Extracted records
========

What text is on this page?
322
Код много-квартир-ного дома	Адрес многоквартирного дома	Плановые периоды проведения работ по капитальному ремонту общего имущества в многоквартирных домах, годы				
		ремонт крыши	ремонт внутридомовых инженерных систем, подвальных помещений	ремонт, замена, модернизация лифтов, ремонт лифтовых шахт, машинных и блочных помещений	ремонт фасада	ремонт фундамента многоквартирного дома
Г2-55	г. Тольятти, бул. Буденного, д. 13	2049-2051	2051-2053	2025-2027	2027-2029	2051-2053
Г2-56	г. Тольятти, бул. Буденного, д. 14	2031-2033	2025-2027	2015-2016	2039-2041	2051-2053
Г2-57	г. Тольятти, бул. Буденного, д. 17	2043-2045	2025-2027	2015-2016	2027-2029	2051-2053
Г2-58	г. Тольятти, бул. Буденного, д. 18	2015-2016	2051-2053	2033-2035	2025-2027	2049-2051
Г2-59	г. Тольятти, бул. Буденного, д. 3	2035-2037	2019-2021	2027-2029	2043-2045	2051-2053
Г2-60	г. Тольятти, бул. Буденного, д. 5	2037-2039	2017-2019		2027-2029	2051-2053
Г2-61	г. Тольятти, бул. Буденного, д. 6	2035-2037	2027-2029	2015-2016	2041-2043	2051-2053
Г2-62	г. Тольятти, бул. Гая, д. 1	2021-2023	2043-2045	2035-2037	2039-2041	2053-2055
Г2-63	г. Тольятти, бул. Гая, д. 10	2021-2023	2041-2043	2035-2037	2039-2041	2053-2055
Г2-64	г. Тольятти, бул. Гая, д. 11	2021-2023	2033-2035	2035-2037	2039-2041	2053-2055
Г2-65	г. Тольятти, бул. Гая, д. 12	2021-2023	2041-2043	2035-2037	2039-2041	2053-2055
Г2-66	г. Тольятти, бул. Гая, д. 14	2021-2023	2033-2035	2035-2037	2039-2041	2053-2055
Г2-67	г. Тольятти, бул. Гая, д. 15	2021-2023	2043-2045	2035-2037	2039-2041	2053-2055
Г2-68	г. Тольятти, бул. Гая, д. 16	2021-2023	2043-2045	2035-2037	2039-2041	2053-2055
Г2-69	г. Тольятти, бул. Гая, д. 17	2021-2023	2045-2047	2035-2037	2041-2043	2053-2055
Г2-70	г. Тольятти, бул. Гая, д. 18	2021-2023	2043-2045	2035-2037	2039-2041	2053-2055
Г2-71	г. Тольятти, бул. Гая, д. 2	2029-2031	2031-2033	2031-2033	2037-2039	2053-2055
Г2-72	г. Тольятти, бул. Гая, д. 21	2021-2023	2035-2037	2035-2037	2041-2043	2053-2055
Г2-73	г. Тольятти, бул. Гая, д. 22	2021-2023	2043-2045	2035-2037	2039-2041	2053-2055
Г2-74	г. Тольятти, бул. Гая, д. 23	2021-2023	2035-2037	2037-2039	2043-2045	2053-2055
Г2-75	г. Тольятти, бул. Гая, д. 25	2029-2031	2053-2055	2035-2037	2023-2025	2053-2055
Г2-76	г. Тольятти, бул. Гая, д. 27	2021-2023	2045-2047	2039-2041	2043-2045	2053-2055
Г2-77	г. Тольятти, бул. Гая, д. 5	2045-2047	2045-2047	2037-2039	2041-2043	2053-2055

========

▶ **DIRECTIONS**
Identify the lines that contain the string "Буденного", and copy every one of them.

▶ **WORKED ANSWER**
Г2-55	г. Тольятти, бул. Буденного, д. 13	2049-2051	2051-2053	2025-2027	2027-2029	2051-2053
Г2-56	г. Тольятти, бул. Буденного, д. 14	2031-2033	2025-2027	2015-2016	2039-2041	2051-2053
Г2-57	г. Тольятти, бул. Буденного, д. 17	2043-2045	2025-2027	2015-2016	2027-2029	2051-2053
Г2-58	г. Тольятти, бул. Буденного, д. 18	2015-2016	2051-2053	2033-2035	2025-2027	2049-2051
Г2-59	г. Тольятти, бул. Буденного, д. 3	2035-2037	2019-2021	2027-2029	2043-2045	2051-2053
Г2-60	г. Тольятти, бул. Буденного, д. 5	2037-2039	2017-2019		2027-2029	2051-2053
Г2-61	г. Тольятти, бул. Буденного, д. 6	2035-2037	2027-2029	2015-2016	2041-2043	2051-2053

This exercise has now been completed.